-- Description of the task --
Track down each line that has the word "registered" and copy it.

____ Data to use

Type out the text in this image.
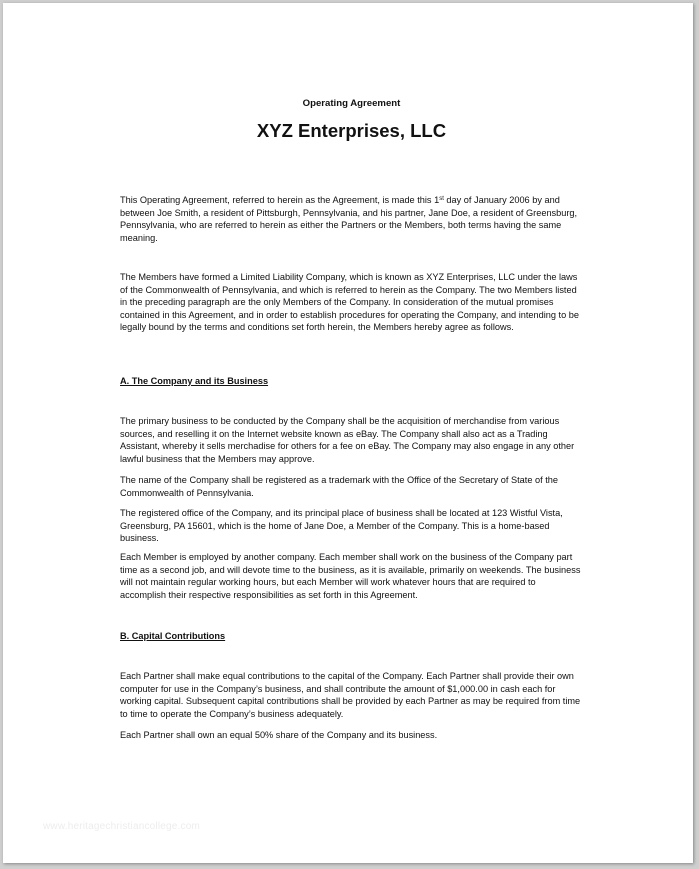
Operating Agreement
XYZ Enterprises, LLC

This Operating Agreement, referred to herein as the Agreement, is made this 1st day of January 2006 by and between Joe Smith, a resident of Pittsburgh, Pennsylvania, and his partner, Jane Doe, a resident of Greensburg, Pennsylvania, who are referred to herein as either the Partners or the Members, both terms having the same meaning.

The Members have formed a Limited Liability Company, which is known as XYZ Enterprises, LLC under the laws of the Commonwealth of Pennsylvania, and which is referred to herein as the Company. The two Members listed in the preceding paragraph are the only Members of the Company. In consideration of the mutual promises contained in this Agreement, and in order to establish procedures for operating the Company, and intending to be legally bound by the terms and conditions set forth herein, the Members hereby agree as follows.

A. The Company and its Business

The primary business to be conducted by the Company shall be the acquisition of merchandise from various sources, and reselling it on the Internet website known as eBay. The Company shall also act as a Trading Assistant, whereby it sells merchadise for others for a fee on eBay. The Company may also engage in any other lawful business that the Members may approve.

The name of the Company shall be registered as a trademark with the Office of the Secretary of State of the Commonwealth of Pennsylvania.

The registered office of the Company, and its principal place of business shall be located at 123 Wistful Vista, Greensburg, PA 15601, which is the home of Jane Doe, a Member of the Company. This is a home-based business.

Each Member is employed by another company. Each member shall work on the business of the Company part time as a second job, and will devote time to the business, as it is available, primarily on weekends. The business will not maintain regular working hours, but each Member will work whatever hours that are required to accomplish their respective responsibilities as set forth in this Agreement.

B. Capital Contributions

Each Partner shall make equal contributions to the capital of the Company. Each Partner shall provide their own computer for use in the Company’s business, and shall contribute the amount of $1,000.00 in cash each for working capital. Subsequent capital contributions shall be provided by each Partner as may be required from time to time to operate the Company’s business adequately.

Each Partner shall own an equal 50% share of the Company and its business.

www.heritagechristiancollege.com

________

-- Exercise solution --
The name of the Company shall be registered as a trademark with the Office of the Secretary of State of the Commonwealth of Pennsylvania.
The registered office of the Company, and its principal place of business shall be located at 123 Wistful Vista, Greensburg, PA 15601, which is the home of Jane Doe, a Member of the Company. This is a home-based business.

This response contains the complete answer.